Informazioni sul compito: Secondo il brano sulla crisi del servizio sanitario nazionale, quanti operatori sanitari mancano e di quali figure si tratta?

ONE HEALTH, “UNA SOLA” SALUTE

Da mesi si denuncia la crisi del SSN. Sindacati e associazioni di soggetti fragili e di operatori del settore sanitario, come l’Ordine dei medici o l’autorevole Gimbe, (Gruppo Italiano Medicina Basata sull’Evidenze), segnalano, in modo argomentato i problemi aperti, anche nella nostra Umbria; tuttavia la reazione della opinione pubblica più vasta non è pari alla gravità di quanto sta accadendo, soprattutto nel post-Covid.

Lo smantellamento del servizio sanitario pubblico ed universalistico, verso l’inefficacia e la privatizzazione non è più un rischio, ma, una realtà.
Mancano 100 mila operatori sanitari, tra medici e infermieri. Una deriva che ha già colpito i servizi territoriali (assistenza domiciliare e servizi di base distrettuali) e che comincia ad aggredire, persino, parti fondamentali della sanità ospedaliera, come i servizi d’emergenza-urgenza, che in diverse realtà del paese già vedono una penetrazione del privato e, nel pubblico, disservizi, a partire da tempi d’attesa lunghissimi.

Tuttavia, quanto sta accadendo, con tagli di risorse e sottofinanziamento del fondo sanitario, ben al di sotto del 7.5% della media europea, appare come una slavina da cui non si riesce a sfuggire. C’è come una passività e rassegnazione in una parte non piccola dell’opinione pubblica: ci s’indebita o si rinuncia a curarsi senza ribellarsi.

Come reagire a tutto questo. Si può fare solo una battaglia di pura resistenza, richiamando i valori costituzionali del SSN, come L’art.32.? Una battaglia che va fatta, naturalmente, perché in una Repubblica, democratica e solidale, che dovrebbe garantire “cure gratuite agli indigenti”, 4 milioni di poveri rinunciano a curarsi; ma, forse, occorre offrire anche una lettura più ampia, o almeno aggiuntiva, al problema della tutela costituzionale della salute. Una lettura capace di avere una valenza più mobilitante per la maggior parte dei cittadini. Può essere quella della concezione della salute, come “one health” che pone in una relazione unitaria, salute umana, salute animale e salute dell’ecosistema, della biosfera.

Dati forniti:
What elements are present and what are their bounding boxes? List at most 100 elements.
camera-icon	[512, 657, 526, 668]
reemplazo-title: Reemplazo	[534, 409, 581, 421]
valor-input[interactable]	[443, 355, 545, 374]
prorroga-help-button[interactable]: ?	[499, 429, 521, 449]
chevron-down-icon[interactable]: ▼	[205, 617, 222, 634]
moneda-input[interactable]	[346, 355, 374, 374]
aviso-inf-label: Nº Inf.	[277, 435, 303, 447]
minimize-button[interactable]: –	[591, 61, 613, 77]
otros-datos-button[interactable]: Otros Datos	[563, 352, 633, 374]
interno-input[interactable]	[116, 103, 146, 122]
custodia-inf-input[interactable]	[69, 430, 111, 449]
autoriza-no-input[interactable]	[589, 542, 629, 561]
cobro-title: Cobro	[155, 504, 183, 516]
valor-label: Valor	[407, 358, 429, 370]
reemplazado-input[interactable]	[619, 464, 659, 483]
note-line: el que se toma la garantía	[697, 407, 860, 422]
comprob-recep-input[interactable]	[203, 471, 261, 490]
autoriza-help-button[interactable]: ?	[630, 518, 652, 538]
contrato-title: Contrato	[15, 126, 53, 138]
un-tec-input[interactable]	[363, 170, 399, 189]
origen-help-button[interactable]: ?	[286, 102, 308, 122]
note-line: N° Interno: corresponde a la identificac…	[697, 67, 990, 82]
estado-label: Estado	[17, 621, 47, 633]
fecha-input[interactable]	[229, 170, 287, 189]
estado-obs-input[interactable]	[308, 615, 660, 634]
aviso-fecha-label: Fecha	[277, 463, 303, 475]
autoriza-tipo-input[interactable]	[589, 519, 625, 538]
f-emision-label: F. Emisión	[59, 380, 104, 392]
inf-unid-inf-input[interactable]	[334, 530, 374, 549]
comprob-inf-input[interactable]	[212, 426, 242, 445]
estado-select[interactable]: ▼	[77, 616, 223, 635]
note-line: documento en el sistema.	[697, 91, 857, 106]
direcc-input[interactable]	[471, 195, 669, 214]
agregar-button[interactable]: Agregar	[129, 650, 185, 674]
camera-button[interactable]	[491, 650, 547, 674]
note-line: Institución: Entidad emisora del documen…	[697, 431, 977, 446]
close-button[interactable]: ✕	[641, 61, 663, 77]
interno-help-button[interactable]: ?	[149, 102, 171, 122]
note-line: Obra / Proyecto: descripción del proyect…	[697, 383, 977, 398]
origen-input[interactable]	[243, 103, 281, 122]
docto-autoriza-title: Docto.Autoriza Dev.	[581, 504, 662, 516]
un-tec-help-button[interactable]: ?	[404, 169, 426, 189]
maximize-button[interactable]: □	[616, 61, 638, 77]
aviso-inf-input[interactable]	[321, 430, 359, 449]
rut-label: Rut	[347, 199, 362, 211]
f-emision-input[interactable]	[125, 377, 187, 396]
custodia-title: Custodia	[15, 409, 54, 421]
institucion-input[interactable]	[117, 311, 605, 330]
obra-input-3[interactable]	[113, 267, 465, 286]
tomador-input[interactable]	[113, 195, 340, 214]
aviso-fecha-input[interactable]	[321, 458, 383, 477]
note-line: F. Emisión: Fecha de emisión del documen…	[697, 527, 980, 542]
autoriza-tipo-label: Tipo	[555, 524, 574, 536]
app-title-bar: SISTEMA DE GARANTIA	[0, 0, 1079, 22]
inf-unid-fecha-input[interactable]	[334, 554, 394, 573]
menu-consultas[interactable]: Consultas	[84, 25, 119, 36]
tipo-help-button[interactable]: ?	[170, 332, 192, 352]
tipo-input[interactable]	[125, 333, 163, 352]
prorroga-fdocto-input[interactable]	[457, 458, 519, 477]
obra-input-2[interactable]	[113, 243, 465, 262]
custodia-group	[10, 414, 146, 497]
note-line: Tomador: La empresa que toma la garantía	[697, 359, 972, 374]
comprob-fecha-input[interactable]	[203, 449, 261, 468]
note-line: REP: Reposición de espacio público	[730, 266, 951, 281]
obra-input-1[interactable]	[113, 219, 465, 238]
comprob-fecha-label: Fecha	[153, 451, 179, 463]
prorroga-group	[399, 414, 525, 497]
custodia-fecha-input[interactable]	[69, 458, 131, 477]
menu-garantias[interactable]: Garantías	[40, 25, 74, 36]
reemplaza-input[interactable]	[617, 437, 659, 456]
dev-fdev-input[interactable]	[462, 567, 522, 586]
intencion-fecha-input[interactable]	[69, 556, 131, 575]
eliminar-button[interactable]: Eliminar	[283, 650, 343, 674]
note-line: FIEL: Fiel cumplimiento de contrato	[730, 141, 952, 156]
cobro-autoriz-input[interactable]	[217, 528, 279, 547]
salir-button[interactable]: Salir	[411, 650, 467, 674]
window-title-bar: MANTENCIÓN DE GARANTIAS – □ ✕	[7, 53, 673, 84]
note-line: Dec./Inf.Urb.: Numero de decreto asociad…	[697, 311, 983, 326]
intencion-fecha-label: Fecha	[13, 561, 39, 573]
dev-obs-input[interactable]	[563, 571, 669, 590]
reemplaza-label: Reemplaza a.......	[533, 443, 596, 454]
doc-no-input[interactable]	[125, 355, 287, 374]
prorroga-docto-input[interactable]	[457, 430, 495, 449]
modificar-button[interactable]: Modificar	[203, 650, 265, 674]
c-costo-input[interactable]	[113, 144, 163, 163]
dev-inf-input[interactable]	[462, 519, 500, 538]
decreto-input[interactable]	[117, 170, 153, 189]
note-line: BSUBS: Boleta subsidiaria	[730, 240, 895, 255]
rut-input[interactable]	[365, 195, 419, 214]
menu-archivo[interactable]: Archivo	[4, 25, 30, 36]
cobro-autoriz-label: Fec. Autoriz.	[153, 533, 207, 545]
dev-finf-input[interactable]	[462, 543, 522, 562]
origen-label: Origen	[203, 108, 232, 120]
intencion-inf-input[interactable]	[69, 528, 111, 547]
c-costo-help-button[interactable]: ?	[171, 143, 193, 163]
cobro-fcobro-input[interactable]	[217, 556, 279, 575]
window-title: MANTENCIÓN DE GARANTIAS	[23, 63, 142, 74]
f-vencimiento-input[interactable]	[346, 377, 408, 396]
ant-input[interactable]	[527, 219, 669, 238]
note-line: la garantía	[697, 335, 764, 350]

Area di risposta: Mancano 100 mila operatori sanitari, tra medici e infermieri.